Transcribe all the entries word for word, but omit the images.

•••••

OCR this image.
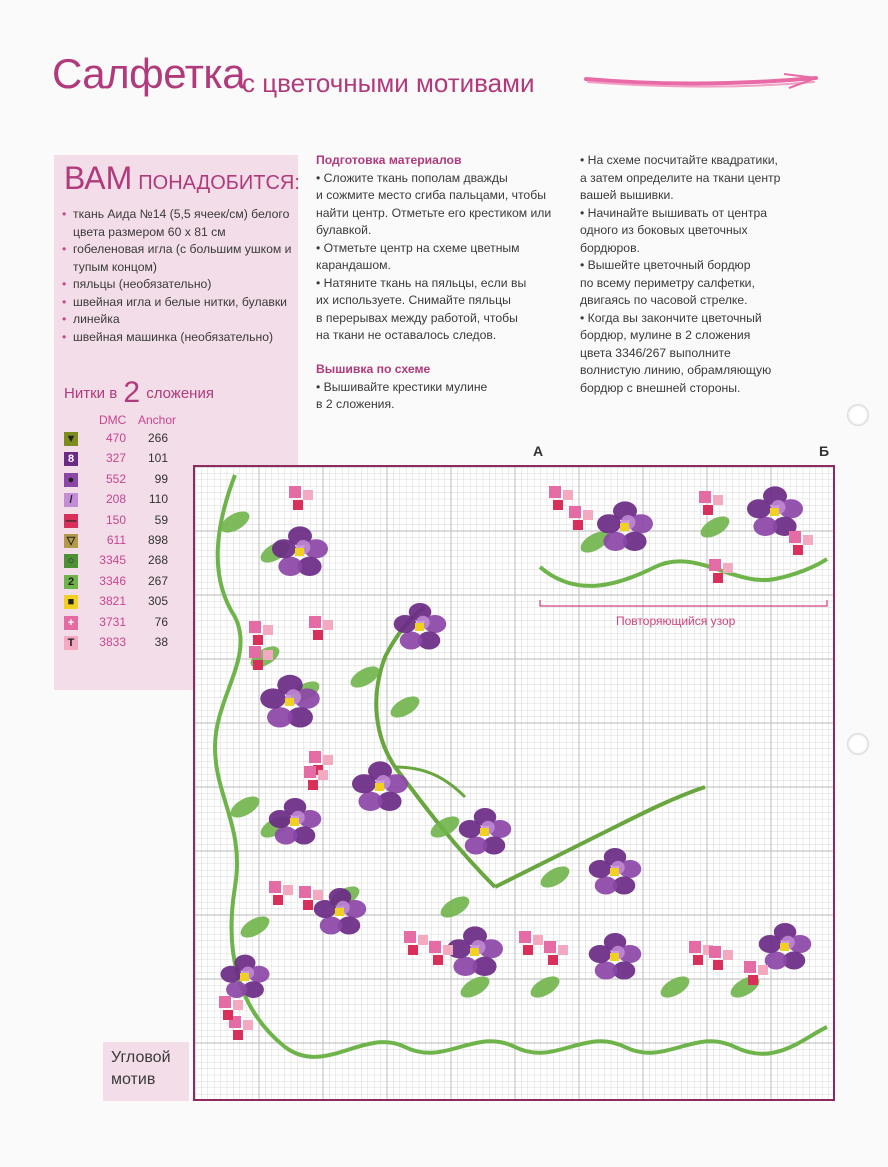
Салфетка
с цветочными мотивами
ВАМ ПОНАДОБИТСЯ:
• ткань Аида №14 (5,5 ячеек/см) белого цвета размером 60 x 81 см
• гобеленовая игла (с большим ушком и тупым концом)
• пяльцы (необязательно)
• швейная игла и белые нитки, булавки
• линейка
• швейная машинка (необязательно)
Нитки в 2 сложения
DMC Anchor
▼	470	266
8	327	101
●	552	99
/	208	110
—	150	59
▽	611	898
○	3345	268
2	3346	267
■	3821	305
+	3731	76
T	3833	38

Подготовка материалов

• Сложите ткань пополам дважды

и сожмите место сгиба пальцами, чтобы

найти центр. Отметьте его крестиком или

булавкой.

• Отметьте центр на схеме цветным

карандашом.

• Натяните ткань на пяльцы, если вы

их используете. Снимайте пяльцы

в перерывах между работой, чтобы

на ткани не оставалось следов.

Вышивка по схеме

• Вышивайте крестики мулине

в 2 сложения.

• На схеме посчитайте квадратики,

а затем определите на ткани центр

вашей вышивки.

• Начинайте вышивать от центра

одного из боковых цветочных

бордюров.

• Вышейте цветочный бордюр

по всему периметру салфетки,

двигаясь по часовой стрелке.

• Когда вы закончите цветочный

бордюр, мулине в 2 сложения

цвета 3346/267 выполните

волнистую линию, обрамляющую

бордюр с внешней стороны.

А	Б
Повторяющийся узор
Угловой
мотив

•••••

● Answer to this task
OCR this image.
Салфетка
с цветочными мотивами
ВАМ ПОНАДОБИТСЯ:
• ткань Аида №14 (5,5 ячеек/см) белого цвета размером 60 x 81 см
• гобеленовая игла (с большим ушком и тупым концом)
• пяльцы (необязательно)
• швейная игла и белые нитки, булавки
• линейка
• швейная машинка (необязательно)
Нитки в 2 сложения
DMC Anchor
▼	470	266
8	327	101
●	552	99
/	208	110
—	150	59
▽	611	898
○	3345	268
2	3346	267
■	3821	305
+	3731	76
T	3833	38

Подготовка материалов

• Сложите ткань пополам дважды

и сожмите место сгиба пальцами, чтобы

найти центр. Отметьте его крестиком или

булавкой.

• Отметьте центр на схеме цветным

карандашом.

• Натяните ткань на пяльцы, если вы

их используете. Снимайте пяльцы

в перерывах между работой, чтобы

на ткани не оставалось следов.

Вышивка по схеме

• Вышивайте крестики мулине

в 2 сложения.

• На схеме посчитайте квадратики,

а затем определите на ткани центр

вашей вышивки.

• Начинайте вышивать от центра

одного из боковых цветочных

бордюров.

• Вышейте цветочный бордюр

по всему периметру салфетки,

двигаясь по часовой стрелке.

• Когда вы закончите цветочный

бордюр, мулине в 2 сложения

цвета 3346/267 выполните

волнистую линию, обрамляющую

бордюр с внешней стороны.

А	Б
Повторяющийся узор
Угловой
мотив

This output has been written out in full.